→ **Set problem**
Rewrite the entries below, substituting "Fluorescence Intensity" for every instance of "Fluorescent Intensity" and keeping all other text unchanged. Omit the pictures from your version.

→ **Data for this exercise**
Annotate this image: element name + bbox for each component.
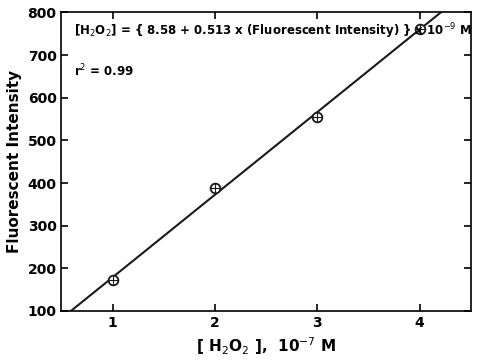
Text: [H$_2$O$_2$] = { 8.58 + 0.513 x (Fluorescent Intensity) } x 10$^{-9}$ M: [H$_2$O$_2$] = { 8.58 + 0.513 x (Fluores… — [74, 21, 472, 41]
Text: r$^2$ = 0.99: r$^2$ = 0.99 — [74, 63, 134, 80]
X-axis label: [ H$_2$O$_2$ ],  10$^{-7}$ M: [ H$_2$O$_2$ ], 10$^{-7}$ M — [196, 335, 336, 357]
Y-axis label: Fluorescent Intensity: Fluorescent Intensity — [7, 70, 22, 253]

→ **The completed task**
Annotate this image: element name + bbox for each component.
Text: [H$_2$O$_2$] = { 8.58 + 0.513 x (Fluorescence Intensity) } x 10$^{-9}$ M: [H$_2$O$_2$] = { 8.58 + 0.513 x (Fluores… — [74, 21, 472, 41]
Text: r$^2$ = 0.99: r$^2$ = 0.99 — [74, 63, 134, 80]
X-axis label: [ H$_2$O$_2$ ],  10$^{-7}$ M: [ H$_2$O$_2$ ], 10$^{-7}$ M — [196, 335, 336, 357]
Y-axis label: Fluorescence Intensity: Fluorescence Intensity — [7, 70, 22, 253]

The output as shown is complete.